EXERCISE INSTRUCTIONS> Pick out each line of the records in which the word "таких" appears.

STORED RECORDS>

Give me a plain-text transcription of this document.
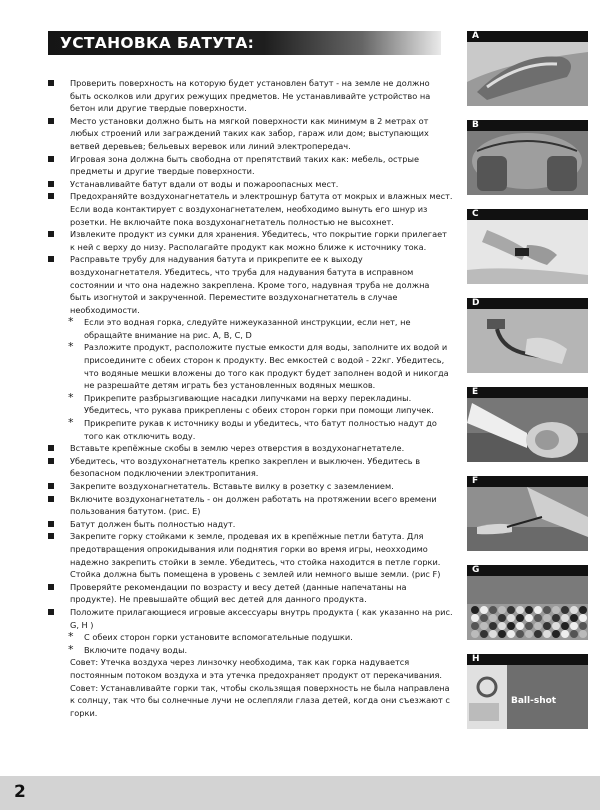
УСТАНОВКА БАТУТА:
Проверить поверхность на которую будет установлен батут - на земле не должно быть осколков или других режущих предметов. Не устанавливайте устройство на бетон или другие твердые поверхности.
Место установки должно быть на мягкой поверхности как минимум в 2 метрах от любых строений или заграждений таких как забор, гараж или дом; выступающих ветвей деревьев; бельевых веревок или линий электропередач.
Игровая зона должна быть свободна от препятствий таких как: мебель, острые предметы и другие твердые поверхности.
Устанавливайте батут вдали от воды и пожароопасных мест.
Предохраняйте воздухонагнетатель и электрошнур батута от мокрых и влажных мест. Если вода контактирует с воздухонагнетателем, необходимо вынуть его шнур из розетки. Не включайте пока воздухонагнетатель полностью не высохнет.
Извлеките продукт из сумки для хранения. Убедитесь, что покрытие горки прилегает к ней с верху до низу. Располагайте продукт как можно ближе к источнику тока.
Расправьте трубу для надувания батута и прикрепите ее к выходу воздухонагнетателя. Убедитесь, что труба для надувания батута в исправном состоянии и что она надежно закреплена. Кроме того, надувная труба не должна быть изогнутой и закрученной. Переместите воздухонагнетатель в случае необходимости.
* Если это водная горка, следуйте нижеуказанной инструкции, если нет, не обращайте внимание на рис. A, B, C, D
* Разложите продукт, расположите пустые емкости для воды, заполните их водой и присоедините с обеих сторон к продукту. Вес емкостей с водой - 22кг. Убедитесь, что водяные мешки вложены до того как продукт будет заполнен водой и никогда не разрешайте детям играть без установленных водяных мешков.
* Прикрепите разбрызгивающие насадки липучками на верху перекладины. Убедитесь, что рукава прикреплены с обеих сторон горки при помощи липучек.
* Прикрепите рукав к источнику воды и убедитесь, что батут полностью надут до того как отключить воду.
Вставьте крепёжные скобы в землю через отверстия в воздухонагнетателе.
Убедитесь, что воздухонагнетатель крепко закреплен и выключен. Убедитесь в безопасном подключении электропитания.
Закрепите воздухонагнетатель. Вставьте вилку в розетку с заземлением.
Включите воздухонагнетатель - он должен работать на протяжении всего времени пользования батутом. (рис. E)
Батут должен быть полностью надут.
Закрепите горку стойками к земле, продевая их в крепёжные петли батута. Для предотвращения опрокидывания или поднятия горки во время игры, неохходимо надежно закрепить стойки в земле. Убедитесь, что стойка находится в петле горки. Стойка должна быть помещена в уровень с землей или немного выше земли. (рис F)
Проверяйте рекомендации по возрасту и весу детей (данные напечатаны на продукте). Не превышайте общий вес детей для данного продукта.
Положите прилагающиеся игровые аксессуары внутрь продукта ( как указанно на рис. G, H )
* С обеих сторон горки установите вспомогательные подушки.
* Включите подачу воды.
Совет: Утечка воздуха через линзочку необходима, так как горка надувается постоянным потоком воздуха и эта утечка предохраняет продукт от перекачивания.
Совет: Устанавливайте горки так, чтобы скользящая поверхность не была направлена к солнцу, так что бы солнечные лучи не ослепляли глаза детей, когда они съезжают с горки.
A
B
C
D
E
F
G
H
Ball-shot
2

---

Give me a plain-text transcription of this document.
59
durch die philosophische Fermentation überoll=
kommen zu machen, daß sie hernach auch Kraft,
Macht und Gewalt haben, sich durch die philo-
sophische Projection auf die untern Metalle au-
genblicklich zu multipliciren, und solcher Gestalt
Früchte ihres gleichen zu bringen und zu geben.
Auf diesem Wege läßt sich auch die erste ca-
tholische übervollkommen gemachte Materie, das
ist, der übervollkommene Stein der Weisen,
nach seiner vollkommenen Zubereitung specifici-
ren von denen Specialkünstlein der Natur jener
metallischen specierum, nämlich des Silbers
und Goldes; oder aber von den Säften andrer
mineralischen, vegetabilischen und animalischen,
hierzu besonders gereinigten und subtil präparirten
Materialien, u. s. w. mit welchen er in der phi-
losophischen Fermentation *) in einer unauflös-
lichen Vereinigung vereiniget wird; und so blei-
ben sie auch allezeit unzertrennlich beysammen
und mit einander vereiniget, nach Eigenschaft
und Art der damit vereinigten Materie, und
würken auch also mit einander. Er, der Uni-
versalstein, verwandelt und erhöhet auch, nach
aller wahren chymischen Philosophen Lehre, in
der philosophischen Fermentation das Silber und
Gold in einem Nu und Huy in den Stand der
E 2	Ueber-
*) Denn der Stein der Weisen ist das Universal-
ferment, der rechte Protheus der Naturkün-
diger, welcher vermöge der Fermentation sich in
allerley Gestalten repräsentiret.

WRITTEN ANSWER>
Место установки должно быть на мягкой поверхности как минимум в 2 метрах от любых строений или заграждений таких как забор, гараж или дом; выступающих ветвей деревьев; бельевых веревок или линий электропередач.
Игровая зона должна быть свободна от препятствий таких как: мебель, острые предметы и другие твердые поверхности.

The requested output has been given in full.